#### Objective:
The required output is a single number: how many lines of the material contain the string "group".

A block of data

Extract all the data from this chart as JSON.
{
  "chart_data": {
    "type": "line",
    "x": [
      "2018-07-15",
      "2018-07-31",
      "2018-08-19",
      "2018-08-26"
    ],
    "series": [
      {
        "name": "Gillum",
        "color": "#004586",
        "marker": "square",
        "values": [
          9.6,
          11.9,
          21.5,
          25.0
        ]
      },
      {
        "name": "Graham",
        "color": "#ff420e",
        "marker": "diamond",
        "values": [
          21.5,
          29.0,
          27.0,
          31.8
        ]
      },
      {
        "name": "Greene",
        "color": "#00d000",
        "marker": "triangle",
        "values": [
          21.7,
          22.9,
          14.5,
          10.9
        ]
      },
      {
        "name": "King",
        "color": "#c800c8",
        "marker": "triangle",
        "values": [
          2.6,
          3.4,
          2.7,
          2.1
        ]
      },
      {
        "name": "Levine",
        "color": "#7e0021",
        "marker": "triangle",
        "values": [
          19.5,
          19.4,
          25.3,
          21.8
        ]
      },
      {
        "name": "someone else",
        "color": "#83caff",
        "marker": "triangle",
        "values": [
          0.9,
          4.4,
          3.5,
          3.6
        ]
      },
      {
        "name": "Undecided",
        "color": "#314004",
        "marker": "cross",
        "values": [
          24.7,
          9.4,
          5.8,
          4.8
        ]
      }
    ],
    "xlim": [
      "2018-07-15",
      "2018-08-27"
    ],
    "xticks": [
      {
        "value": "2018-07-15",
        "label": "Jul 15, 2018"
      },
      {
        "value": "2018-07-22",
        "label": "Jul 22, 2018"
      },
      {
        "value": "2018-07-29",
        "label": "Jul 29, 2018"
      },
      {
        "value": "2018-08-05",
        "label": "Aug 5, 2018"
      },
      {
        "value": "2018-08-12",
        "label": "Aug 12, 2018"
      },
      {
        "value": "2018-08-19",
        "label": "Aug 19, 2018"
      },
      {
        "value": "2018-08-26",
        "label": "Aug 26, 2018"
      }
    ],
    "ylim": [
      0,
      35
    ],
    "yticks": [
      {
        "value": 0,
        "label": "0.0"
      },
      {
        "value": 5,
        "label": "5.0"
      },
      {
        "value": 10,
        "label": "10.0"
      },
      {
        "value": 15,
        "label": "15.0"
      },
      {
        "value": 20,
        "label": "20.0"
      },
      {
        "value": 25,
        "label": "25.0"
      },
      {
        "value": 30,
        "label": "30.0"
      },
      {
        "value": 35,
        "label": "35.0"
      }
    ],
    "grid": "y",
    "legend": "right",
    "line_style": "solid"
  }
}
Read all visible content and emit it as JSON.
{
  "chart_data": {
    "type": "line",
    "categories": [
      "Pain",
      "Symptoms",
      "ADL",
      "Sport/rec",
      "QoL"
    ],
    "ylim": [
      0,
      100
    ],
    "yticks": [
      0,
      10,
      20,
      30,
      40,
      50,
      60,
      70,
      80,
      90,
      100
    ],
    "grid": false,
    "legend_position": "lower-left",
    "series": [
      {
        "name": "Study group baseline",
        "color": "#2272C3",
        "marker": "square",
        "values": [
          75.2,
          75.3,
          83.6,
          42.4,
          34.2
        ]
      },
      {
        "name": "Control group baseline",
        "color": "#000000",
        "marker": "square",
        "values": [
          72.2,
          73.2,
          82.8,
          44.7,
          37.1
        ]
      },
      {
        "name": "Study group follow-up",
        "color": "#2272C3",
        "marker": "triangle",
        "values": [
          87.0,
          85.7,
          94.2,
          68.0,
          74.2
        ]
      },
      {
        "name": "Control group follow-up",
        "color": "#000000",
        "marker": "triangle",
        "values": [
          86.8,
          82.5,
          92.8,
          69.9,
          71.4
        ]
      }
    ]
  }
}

#### Answer in full:
4